──────── Input material ────────

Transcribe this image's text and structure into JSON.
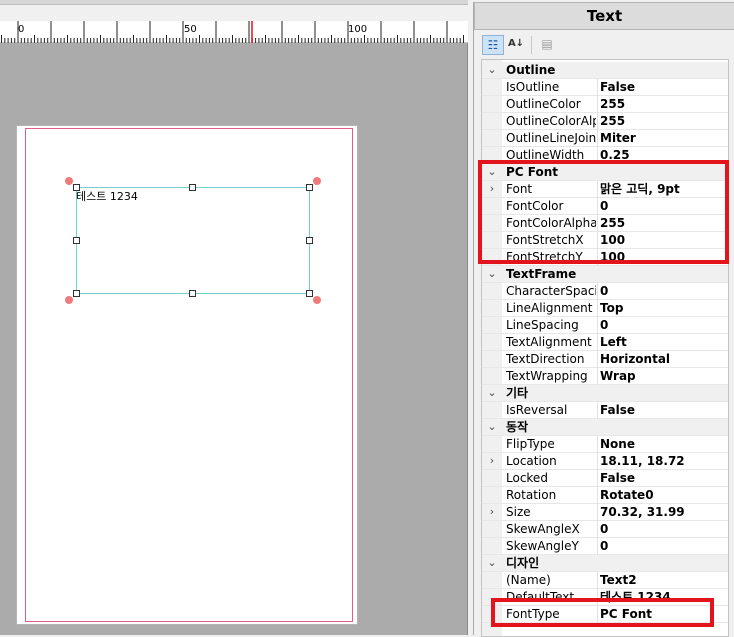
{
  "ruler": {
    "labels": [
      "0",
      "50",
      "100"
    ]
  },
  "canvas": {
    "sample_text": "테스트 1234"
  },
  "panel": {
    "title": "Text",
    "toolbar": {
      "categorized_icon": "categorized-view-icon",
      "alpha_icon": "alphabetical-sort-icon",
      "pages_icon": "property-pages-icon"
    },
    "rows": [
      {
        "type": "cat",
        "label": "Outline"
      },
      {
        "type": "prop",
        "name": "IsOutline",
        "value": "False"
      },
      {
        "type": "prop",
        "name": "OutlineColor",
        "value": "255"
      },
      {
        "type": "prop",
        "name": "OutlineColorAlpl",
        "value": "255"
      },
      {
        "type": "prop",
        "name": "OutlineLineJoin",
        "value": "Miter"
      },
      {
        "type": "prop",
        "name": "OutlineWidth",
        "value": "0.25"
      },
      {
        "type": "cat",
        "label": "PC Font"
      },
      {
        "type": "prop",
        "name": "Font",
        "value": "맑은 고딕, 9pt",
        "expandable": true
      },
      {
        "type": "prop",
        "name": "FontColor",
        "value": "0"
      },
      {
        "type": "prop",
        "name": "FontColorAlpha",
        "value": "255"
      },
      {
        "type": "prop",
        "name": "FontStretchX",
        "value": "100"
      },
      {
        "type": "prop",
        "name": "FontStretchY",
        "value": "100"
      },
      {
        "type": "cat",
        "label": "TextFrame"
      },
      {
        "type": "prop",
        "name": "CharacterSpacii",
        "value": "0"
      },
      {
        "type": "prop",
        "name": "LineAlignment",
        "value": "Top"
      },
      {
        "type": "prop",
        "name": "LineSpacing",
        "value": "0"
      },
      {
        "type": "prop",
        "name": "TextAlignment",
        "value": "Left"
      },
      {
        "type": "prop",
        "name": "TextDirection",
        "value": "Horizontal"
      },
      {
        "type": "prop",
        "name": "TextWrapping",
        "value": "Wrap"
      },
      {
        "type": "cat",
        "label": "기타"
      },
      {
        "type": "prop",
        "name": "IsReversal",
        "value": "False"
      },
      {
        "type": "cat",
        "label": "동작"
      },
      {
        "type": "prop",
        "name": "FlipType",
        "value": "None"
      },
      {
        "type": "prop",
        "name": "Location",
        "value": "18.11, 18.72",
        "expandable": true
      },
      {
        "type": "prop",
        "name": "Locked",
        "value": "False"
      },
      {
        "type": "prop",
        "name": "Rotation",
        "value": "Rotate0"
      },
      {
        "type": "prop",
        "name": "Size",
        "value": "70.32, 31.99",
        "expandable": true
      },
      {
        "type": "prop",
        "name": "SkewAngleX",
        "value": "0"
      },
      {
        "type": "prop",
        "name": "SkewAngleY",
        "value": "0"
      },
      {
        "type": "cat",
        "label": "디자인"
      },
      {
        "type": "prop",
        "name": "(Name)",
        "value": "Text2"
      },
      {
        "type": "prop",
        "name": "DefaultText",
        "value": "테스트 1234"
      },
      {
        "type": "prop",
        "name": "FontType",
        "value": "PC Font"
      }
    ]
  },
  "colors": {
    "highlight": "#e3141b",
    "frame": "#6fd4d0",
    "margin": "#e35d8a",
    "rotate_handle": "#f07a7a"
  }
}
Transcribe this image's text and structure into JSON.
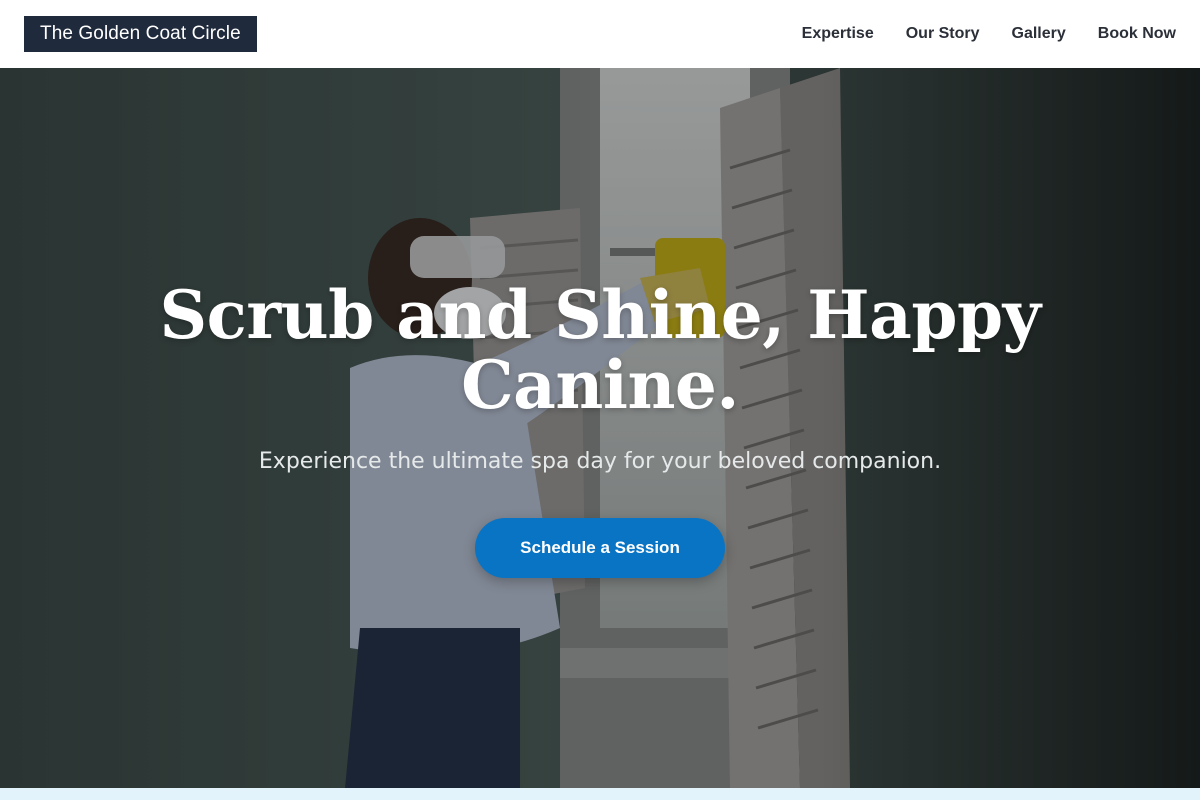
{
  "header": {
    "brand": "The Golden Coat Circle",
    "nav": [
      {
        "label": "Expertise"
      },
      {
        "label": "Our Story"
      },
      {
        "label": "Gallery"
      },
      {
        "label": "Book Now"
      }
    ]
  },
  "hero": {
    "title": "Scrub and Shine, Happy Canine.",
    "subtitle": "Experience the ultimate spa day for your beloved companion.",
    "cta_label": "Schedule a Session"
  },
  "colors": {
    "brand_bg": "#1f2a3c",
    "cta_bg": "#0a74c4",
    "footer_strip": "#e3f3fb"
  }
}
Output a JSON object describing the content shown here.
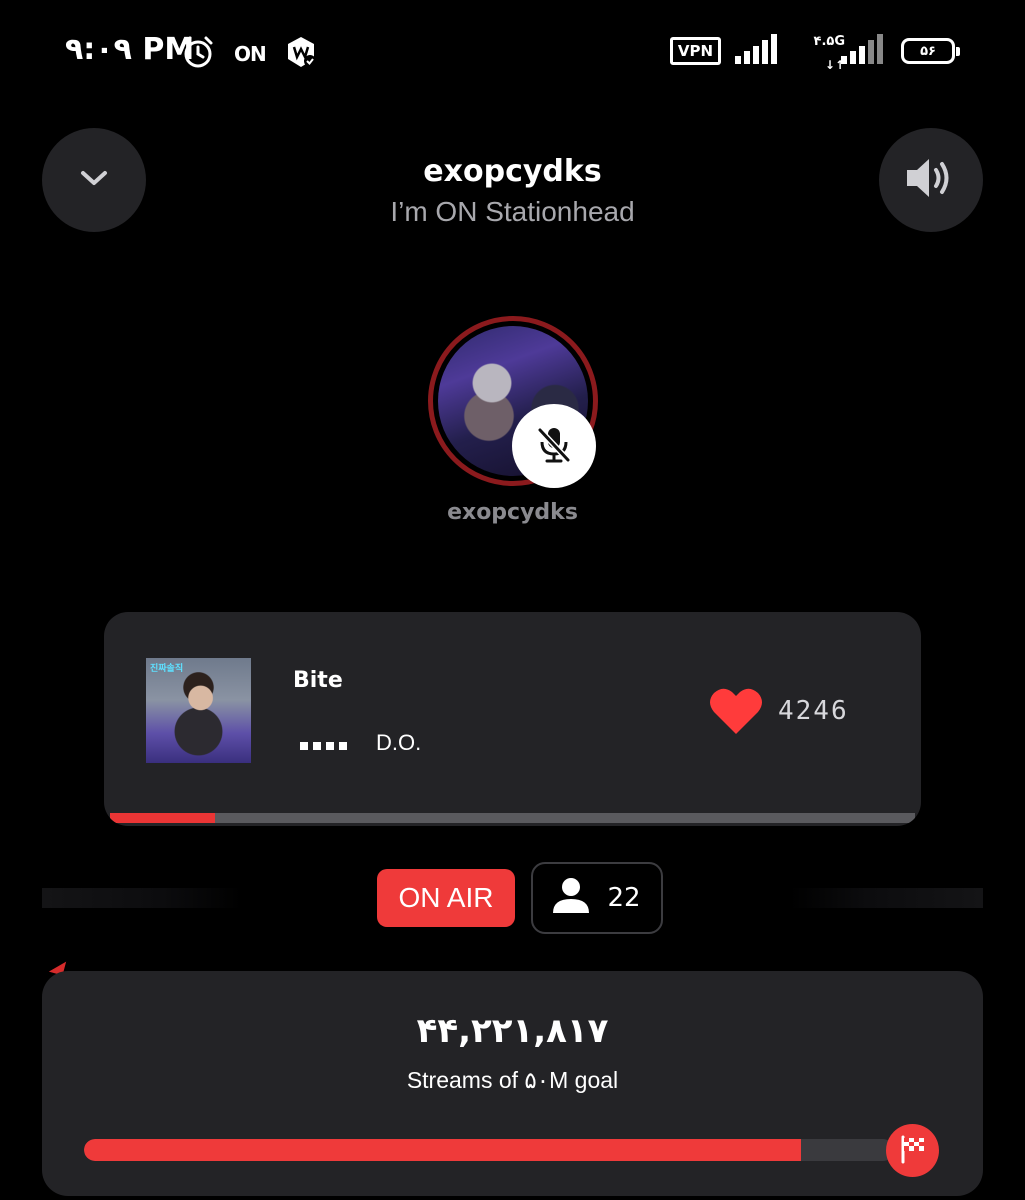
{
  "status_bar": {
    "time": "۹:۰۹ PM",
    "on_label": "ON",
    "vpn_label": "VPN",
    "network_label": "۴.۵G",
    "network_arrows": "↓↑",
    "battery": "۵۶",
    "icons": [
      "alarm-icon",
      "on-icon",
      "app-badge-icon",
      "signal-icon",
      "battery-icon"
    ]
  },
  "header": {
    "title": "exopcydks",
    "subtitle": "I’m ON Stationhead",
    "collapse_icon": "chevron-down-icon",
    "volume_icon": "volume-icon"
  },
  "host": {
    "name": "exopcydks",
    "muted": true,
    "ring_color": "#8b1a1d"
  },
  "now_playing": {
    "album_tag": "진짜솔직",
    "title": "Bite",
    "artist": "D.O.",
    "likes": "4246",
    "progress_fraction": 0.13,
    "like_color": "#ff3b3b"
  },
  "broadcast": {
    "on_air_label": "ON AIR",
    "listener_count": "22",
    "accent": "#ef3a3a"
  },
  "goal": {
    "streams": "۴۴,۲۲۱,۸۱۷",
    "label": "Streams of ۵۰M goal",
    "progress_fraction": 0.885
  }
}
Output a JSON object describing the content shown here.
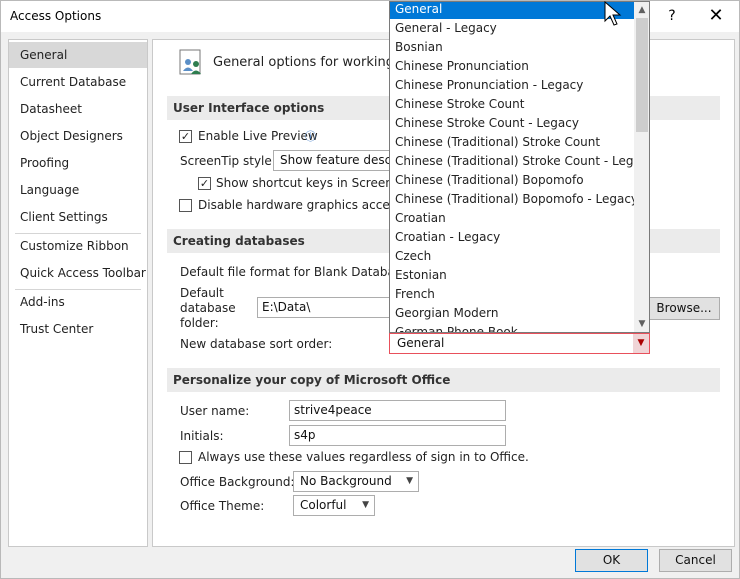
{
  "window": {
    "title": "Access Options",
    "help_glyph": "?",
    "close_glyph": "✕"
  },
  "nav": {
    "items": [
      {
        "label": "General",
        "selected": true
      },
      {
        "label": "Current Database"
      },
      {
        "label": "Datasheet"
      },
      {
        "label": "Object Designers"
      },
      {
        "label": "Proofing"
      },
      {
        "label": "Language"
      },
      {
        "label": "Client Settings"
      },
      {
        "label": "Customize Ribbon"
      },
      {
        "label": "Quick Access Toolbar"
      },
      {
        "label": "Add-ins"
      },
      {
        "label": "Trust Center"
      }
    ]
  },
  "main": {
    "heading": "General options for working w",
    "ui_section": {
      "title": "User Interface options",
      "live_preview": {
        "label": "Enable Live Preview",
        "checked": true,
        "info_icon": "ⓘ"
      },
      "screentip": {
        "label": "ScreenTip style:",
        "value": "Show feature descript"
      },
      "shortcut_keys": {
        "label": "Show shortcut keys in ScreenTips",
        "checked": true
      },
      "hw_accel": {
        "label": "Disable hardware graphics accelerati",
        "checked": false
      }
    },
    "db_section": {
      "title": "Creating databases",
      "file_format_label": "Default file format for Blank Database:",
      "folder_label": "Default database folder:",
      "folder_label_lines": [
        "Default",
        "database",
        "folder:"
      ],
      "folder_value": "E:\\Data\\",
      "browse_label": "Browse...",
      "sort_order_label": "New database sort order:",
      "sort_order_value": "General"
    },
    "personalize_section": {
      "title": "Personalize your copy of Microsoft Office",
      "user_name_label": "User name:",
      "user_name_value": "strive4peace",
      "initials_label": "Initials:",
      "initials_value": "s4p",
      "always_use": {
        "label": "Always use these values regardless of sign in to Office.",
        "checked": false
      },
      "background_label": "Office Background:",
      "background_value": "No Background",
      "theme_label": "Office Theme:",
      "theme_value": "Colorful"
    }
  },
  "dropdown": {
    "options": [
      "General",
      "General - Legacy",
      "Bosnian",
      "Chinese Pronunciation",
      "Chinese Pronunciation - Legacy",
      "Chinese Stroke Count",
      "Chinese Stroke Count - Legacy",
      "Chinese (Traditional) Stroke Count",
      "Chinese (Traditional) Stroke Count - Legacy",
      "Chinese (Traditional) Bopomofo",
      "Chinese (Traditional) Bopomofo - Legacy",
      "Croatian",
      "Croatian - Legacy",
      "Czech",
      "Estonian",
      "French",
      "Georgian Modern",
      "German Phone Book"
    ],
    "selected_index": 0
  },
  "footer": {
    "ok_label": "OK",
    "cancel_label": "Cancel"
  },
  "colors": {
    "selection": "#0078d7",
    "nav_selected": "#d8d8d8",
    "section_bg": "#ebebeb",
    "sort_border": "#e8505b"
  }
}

────────

> _Work to complete_: The pictures in the entries should be left out; output everything else exactly.

> _Completed task_:
Transcribe this image's text and structure into JSON.
{
  "ruler": {
    "labels": [
      "0",
      "50",
      "100"
    ]
  },
  "canvas": {
    "sample_text": "테스트 1234"
  },
  "panel": {
    "title": "Text",
    "toolbar": {
      "categorized_icon": "categorized-view-icon",
      "alpha_icon": "alphabetical-sort-icon",
      "pages_icon": "property-pages-icon"
    },
    "rows": [
      {
        "type": "cat",
        "label": "Outline"
      },
      {
        "type": "prop",
        "name": "IsOutline",
        "value": "False"
      },
      {
        "type": "prop",
        "name": "OutlineColor",
        "value": "255"
      },
      {
        "type": "prop",
        "name": "OutlineColorAlpl",
        "value": "255"
      },
      {
        "type": "prop",
        "name": "OutlineLineJoin",
        "value": "Miter"
      },
      {
        "type": "prop",
        "name": "OutlineWidth",
        "value": "0.25"
      },
      {
        "type": "cat",
        "label": "PC Font"
      },
      {
        "type": "prop",
        "name": "Font",
        "value": "맑은 고딕, 9pt",
        "expandable": true
      },
      {
        "type": "prop",
        "name": "FontColor",
        "value": "0"
      },
      {
        "type": "prop",
        "name": "FontColorAlpha",
        "value": "255"
      },
      {
        "type": "prop",
        "name": "FontStretchX",
        "value": "100"
      },
      {
        "type": "prop",
        "name": "FontStretchY",
        "value": "100"
      },
      {
        "type": "cat",
        "label": "TextFrame"
      },
      {
        "type": "prop",
        "name": "CharacterSpacii",
        "value": "0"
      },
      {
        "type": "prop",
        "name": "LineAlignment",
        "value": "Top"
      },
      {
        "type": "prop",
        "name": "LineSpacing",
        "value": "0"
      },
      {
        "type": "prop",
        "name": "TextAlignment",
        "value": "Left"
      },
      {
        "type": "prop",
        "name": "TextDirection",
        "value": "Horizontal"
      },
      {
        "type": "prop",
        "name": "TextWrapping",
        "value": "Wrap"
      },
      {
        "type": "cat",
        "label": "기타"
      },
      {
        "type": "prop",
        "name": "IsReversal",
        "value": "False"
      },
      {
        "type": "cat",
        "label": "동작"
      },
      {
        "type": "prop",
        "name": "FlipType",
        "value": "None"
      },
      {
        "type": "prop",
        "name": "Location",
        "value": "18.11, 18.72",
        "expandable": true
      },
      {
        "type": "prop",
        "name": "Locked",
        "value": "False"
      },
      {
        "type": "prop",
        "name": "Rotation",
        "value": "Rotate0"
      },
      {
        "type": "prop",
        "name": "Size",
        "value": "70.32, 31.99",
        "expandable": true
      },
      {
        "type": "prop",
        "name": "SkewAngleX",
        "value": "0"
      },
      {
        "type": "prop",
        "name": "SkewAngleY",
        "value": "0"
      },
      {
        "type": "cat",
        "label": "디자인"
      },
      {
        "type": "prop",
        "name": "(Name)",
        "value": "Text2"
      },
      {
        "type": "prop",
        "name": "DefaultText",
        "value": "테스트 1234"
      },
      {
        "type": "prop",
        "name": "FontType",
        "value": "PC Font"
      }
    ]
  },
  "colors": {
    "highlight": "#e3141b",
    "frame": "#6fd4d0",
    "margin": "#e35d8a",
    "rotate_handle": "#f07a7a"
  }
}
Transcribe this image's text and structure into JSON.
{
  "header": {
    "brand": "The Golden Coat Circle",
    "nav": [
      {
        "label": "Expertise"
      },
      {
        "label": "Our Story"
      },
      {
        "label": "Gallery"
      },
      {
        "label": "Book Now"
      }
    ]
  },
  "hero": {
    "title": "Scrub and Shine, Happy Canine.",
    "subtitle": "Experience the ultimate spa day for your beloved companion.",
    "cta_label": "Schedule a Session"
  },
  "colors": {
    "brand_bg": "#1f2a3c",
    "cta_bg": "#0a74c4",
    "footer_strip": "#e3f3fb"
  }
}
Output a JSON object describing the content shown here.
{
  "status_bar": {
    "time": "۹:۰۹ PM",
    "on_label": "ON",
    "vpn_label": "VPN",
    "network_label": "۴.۵G",
    "network_arrows": "↓↑",
    "battery": "۵۶",
    "icons": [
      "alarm-icon",
      "on-icon",
      "app-badge-icon",
      "signal-icon",
      "battery-icon"
    ]
  },
  "header": {
    "title": "exopcydks",
    "subtitle": "I’m ON Stationhead",
    "collapse_icon": "chevron-down-icon",
    "volume_icon": "volume-icon"
  },
  "host": {
    "name": "exopcydks",
    "muted": true,
    "ring_color": "#8b1a1d"
  },
  "now_playing": {
    "album_tag": "진짜솔직",
    "title": "Bite",
    "artist": "D.O.",
    "likes": "4246",
    "progress_fraction": 0.13,
    "like_color": "#ff3b3b"
  },
  "broadcast": {
    "on_air_label": "ON AIR",
    "listener_count": "22",
    "accent": "#ef3a3a"
  },
  "goal": {
    "streams": "۴۴,۲۲۱,۸۱۷",
    "label": "Streams of ۵۰M goal",
    "progress_fraction": 0.885
  }
}
Output a JSON object describing the content shown here.
{
  "window": {
    "title": "Access Options",
    "help_glyph": "?",
    "close_glyph": "✕"
  },
  "nav": {
    "items": [
      {
        "label": "General",
        "selected": true
      },
      {
        "label": "Current Database"
      },
      {
        "label": "Datasheet"
      },
      {
        "label": "Object Designers"
      },
      {
        "label": "Proofing"
      },
      {
        "label": "Language"
      },
      {
        "label": "Client Settings"
      },
      {
        "label": "Customize Ribbon"
      },
      {
        "label": "Quick Access Toolbar"
      },
      {
        "label": "Add-ins"
      },
      {
        "label": "Trust Center"
      }
    ]
  },
  "main": {
    "heading": "General options for working w",
    "ui_section": {
      "title": "User Interface options",
      "live_preview": {
        "label": "Enable Live Preview",
        "checked": true,
        "info_icon": "ⓘ"
      },
      "screentip": {
        "label": "ScreenTip style:",
        "value": "Show feature descript"
      },
      "shortcut_keys": {
        "label": "Show shortcut keys in ScreenTips",
        "checked": true
      },
      "hw_accel": {
        "label": "Disable hardware graphics accelerati",
        "checked": false
      }
    },
    "db_section": {
      "title": "Creating databases",
      "file_format_label": "Default file format for Blank Database:",
      "folder_label": "Default database folder:",
      "folder_label_lines": [
        "Default",
        "database",
        "folder:"
      ],
      "folder_value": "E:\\Data\\",
      "browse_label": "Browse...",
      "sort_order_label": "New database sort order:",
      "sort_order_value": "General"
    },
    "personalize_section": {
      "title": "Personalize your copy of Microsoft Office",
      "user_name_label": "User name:",
      "user_name_value": "strive4peace",
      "initials_label": "Initials:",
      "initials_value": "s4p",
      "always_use": {
        "label": "Always use these values regardless of sign in to Office.",
        "checked": false
      },
      "background_label": "Office Background:",
      "background_value": "No Background",
      "theme_label": "Office Theme:",
      "theme_value": "Colorful"
    }
  },
  "dropdown": {
    "options": [
      "General",
      "General - Legacy",
      "Bosnian",
      "Chinese Pronunciation",
      "Chinese Pronunciation - Legacy",
      "Chinese Stroke Count",
      "Chinese Stroke Count - Legacy",
      "Chinese (Traditional) Stroke Count",
      "Chinese (Traditional) Stroke Count - Legacy",
      "Chinese (Traditional) Bopomofo",
      "Chinese (Traditional) Bopomofo - Legacy",
      "Croatian",
      "Croatian - Legacy",
      "Czech",
      "Estonian",
      "French",
      "Georgian Modern",
      "German Phone Book"
    ],
    "selected_index": 0
  },
  "footer": {
    "ok_label": "OK",
    "cancel_label": "Cancel"
  },
  "colors": {
    "selection": "#0078d7",
    "nav_selected": "#d8d8d8",
    "section_bg": "#ebebeb",
    "sort_border": "#e8505b"
  }
}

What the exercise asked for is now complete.